> [GIVEN INSTRUCTION] Write out the material exactly. Do not include the pictures.

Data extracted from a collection
----

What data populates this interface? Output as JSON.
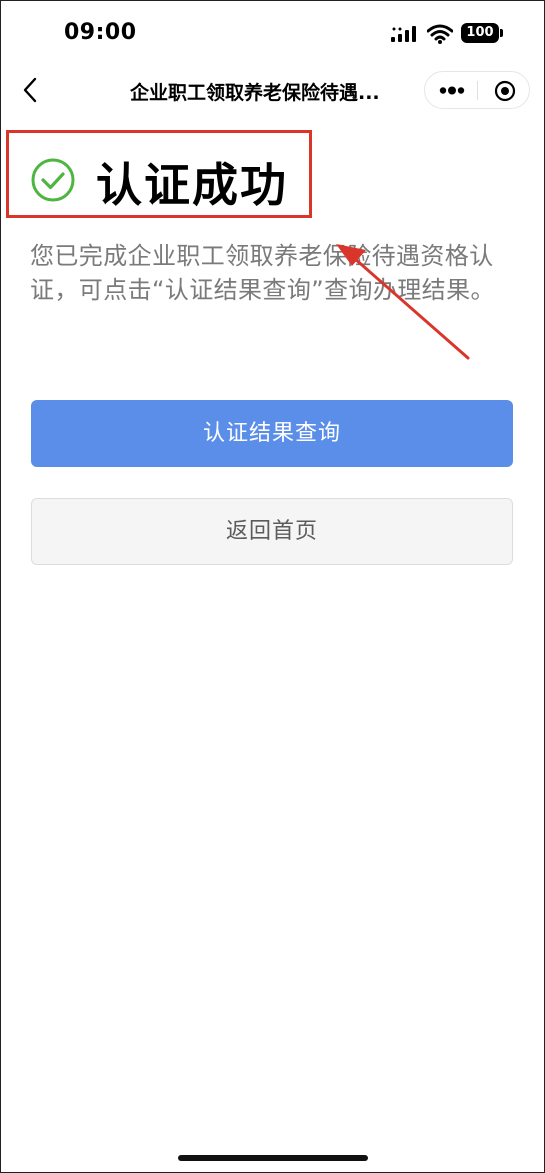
{
  "status_bar": {
    "time": "09:00",
    "battery": "100",
    "icons": [
      "signal-icon",
      "wifi-icon",
      "battery-icon"
    ]
  },
  "nav": {
    "title": "企业职工领取养老保险待遇...",
    "icons": [
      "back-icon",
      "more-icon",
      "target-icon"
    ]
  },
  "result": {
    "title": "认证成功",
    "description": "您已完成企业职工领取养老保险待遇资格认证，可点击“认证结果查询”查询办理结果。",
    "icon": "check-circle-icon"
  },
  "actions": {
    "primary_label": "认证结果查询",
    "secondary_label": "返回首页"
  },
  "colors": {
    "primary": "#5b8ee8",
    "success": "#4cb63f",
    "annotation": "#d9352a",
    "text_secondary": "#7a7a7a"
  }
}
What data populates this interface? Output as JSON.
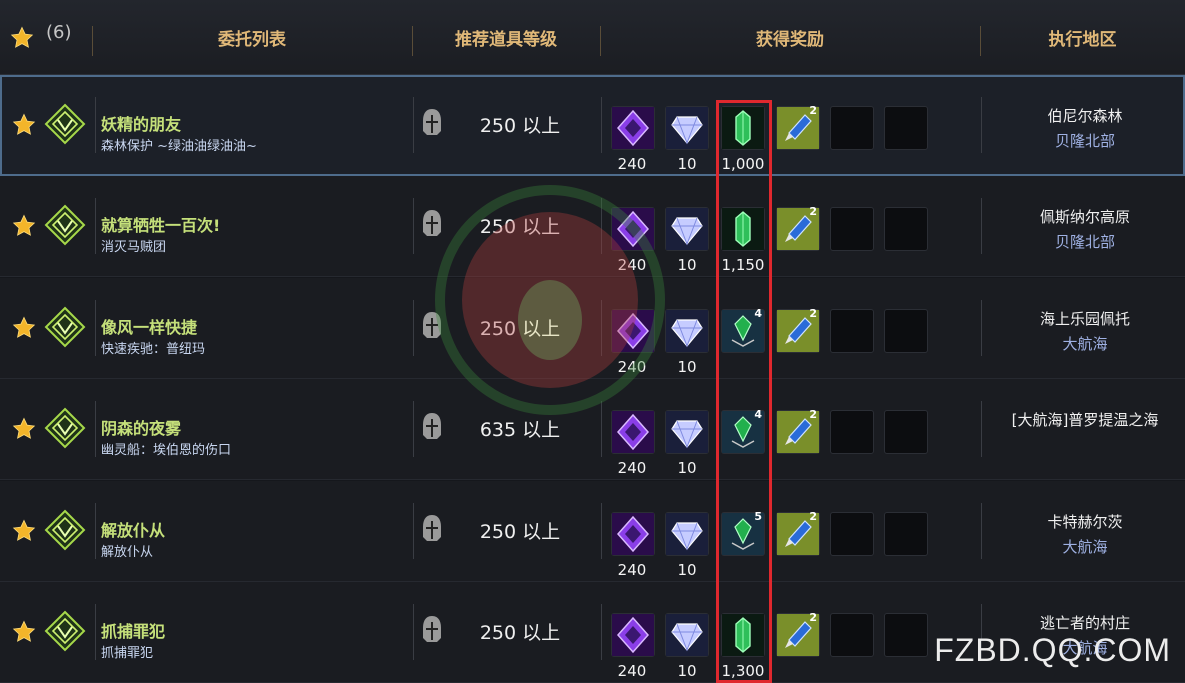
{
  "header": {
    "count": "(6)",
    "col_quest": "委托列表",
    "col_level": "推荐道具等级",
    "col_reward": "获得奖励",
    "col_location": "执行地区"
  },
  "rows": [
    {
      "title": "妖精的朋友",
      "subtitle": "森林保护 ~绿油油绿油油~",
      "level": "250 以上",
      "r1": "240",
      "r2": "10",
      "r3": "1,000",
      "r3_badge": "",
      "r4_badge": "2",
      "loc1": "伯尼尔森林",
      "loc2": "贝隆北部"
    },
    {
      "title": "就算牺牲一百次!",
      "subtitle": "消灭马贼团",
      "level": "250 以上",
      "r1": "240",
      "r2": "10",
      "r3": "1,150",
      "r3_badge": "",
      "r4_badge": "2",
      "loc1": "佩斯纳尔高原",
      "loc2": "贝隆北部"
    },
    {
      "title": "像风一样快捷",
      "subtitle": "快速疾驰：普纽玛",
      "level": "250 以上",
      "r1": "240",
      "r2": "10",
      "r3": "",
      "r3_badge": "4",
      "r4_badge": "2",
      "loc1": "海上乐园佩托",
      "loc2": "大航海"
    },
    {
      "title": "阴森的夜雾",
      "subtitle": "幽灵船：埃伯恩的伤口",
      "level": "635 以上",
      "r1": "240",
      "r2": "10",
      "r3": "",
      "r3_badge": "4",
      "r4_badge": "2",
      "loc1": "[大航海]普罗提温之海",
      "loc2": ""
    },
    {
      "title": "解放仆从",
      "subtitle": "解放仆从",
      "level": "250 以上",
      "r1": "240",
      "r2": "10",
      "r3": "",
      "r3_badge": "5",
      "r4_badge": "2",
      "loc1": "卡特赫尔茨",
      "loc2": "大航海"
    },
    {
      "title": "抓捕罪犯",
      "subtitle": "抓捕罪犯",
      "level": "250 以上",
      "r1": "240",
      "r2": "10",
      "r3": "1,300",
      "r3_badge": "",
      "r4_badge": "2",
      "loc1": "逃亡者的村庄",
      "loc2": "大航海"
    }
  ],
  "watermark": "FZBD.QQ.COM",
  "colors": {
    "title": "#c5e07a",
    "location_region": "#9fb1e3",
    "header_text": "#e0b878",
    "highlight_box": "#e0282e"
  }
}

----

> [EXPECTED OUTPUT]
What data populates this interface? Output as JSON.
{
  "status_bar": {
    "time": "09:00",
    "battery": "100",
    "icons": [
      "signal-icon",
      "wifi-icon",
      "battery-icon"
    ]
  },
  "nav": {
    "title": "企业职工领取养老保险待遇...",
    "icons": [
      "back-icon",
      "more-icon",
      "target-icon"
    ]
  },
  "result": {
    "title": "认证成功",
    "description": "您已完成企业职工领取养老保险待遇资格认证，可点击“认证结果查询”查询办理结果。",
    "icon": "check-circle-icon"
  },
  "actions": {
    "primary_label": "认证结果查询",
    "secondary_label": "返回首页"
  },
  "colors": {
    "primary": "#5b8ee8",
    "success": "#4cb63f",
    "annotation": "#d9352a",
    "text_secondary": "#7a7a7a"
  }
}
What data populates this interface? Output as JSON.
{
  "header": {
    "count": "(6)",
    "col_quest": "委托列表",
    "col_level": "推荐道具等级",
    "col_reward": "获得奖励",
    "col_location": "执行地区"
  },
  "rows": [
    {
      "title": "妖精的朋友",
      "subtitle": "森林保护 ~绿油油绿油油~",
      "level": "250 以上",
      "r1": "240",
      "r2": "10",
      "r3": "1,000",
      "r3_badge": "",
      "r4_badge": "2",
      "loc1": "伯尼尔森林",
      "loc2": "贝隆北部"
    },
    {
      "title": "就算牺牲一百次!",
      "subtitle": "消灭马贼团",
      "level": "250 以上",
      "r1": "240",
      "r2": "10",
      "r3": "1,150",
      "r3_badge": "",
      "r4_badge": "2",
      "loc1": "佩斯纳尔高原",
      "loc2": "贝隆北部"
    },
    {
      "title": "像风一样快捷",
      "subtitle": "快速疾驰：普纽玛",
      "level": "250 以上",
      "r1": "240",
      "r2": "10",
      "r3": "",
      "r3_badge": "4",
      "r4_badge": "2",
      "loc1": "海上乐园佩托",
      "loc2": "大航海"
    },
    {
      "title": "阴森的夜雾",
      "subtitle": "幽灵船：埃伯恩的伤口",
      "level": "635 以上",
      "r1": "240",
      "r2": "10",
      "r3": "",
      "r3_badge": "4",
      "r4_badge": "2",
      "loc1": "[大航海]普罗提温之海",
      "loc2": ""
    },
    {
      "title": "解放仆从",
      "subtitle": "解放仆从",
      "level": "250 以上",
      "r1": "240",
      "r2": "10",
      "r3": "",
      "r3_badge": "5",
      "r4_badge": "2",
      "loc1": "卡特赫尔茨",
      "loc2": "大航海"
    },
    {
      "title": "抓捕罪犯",
      "subtitle": "抓捕罪犯",
      "level": "250 以上",
      "r1": "240",
      "r2": "10",
      "r3": "1,300",
      "r3_badge": "",
      "r4_badge": "2",
      "loc1": "逃亡者的村庄",
      "loc2": "大航海"
    }
  ],
  "watermark": "FZBD.QQ.COM",
  "colors": {
    "title": "#c5e07a",
    "location_region": "#9fb1e3",
    "header_text": "#e0b878",
    "highlight_box": "#e0282e"
  }
}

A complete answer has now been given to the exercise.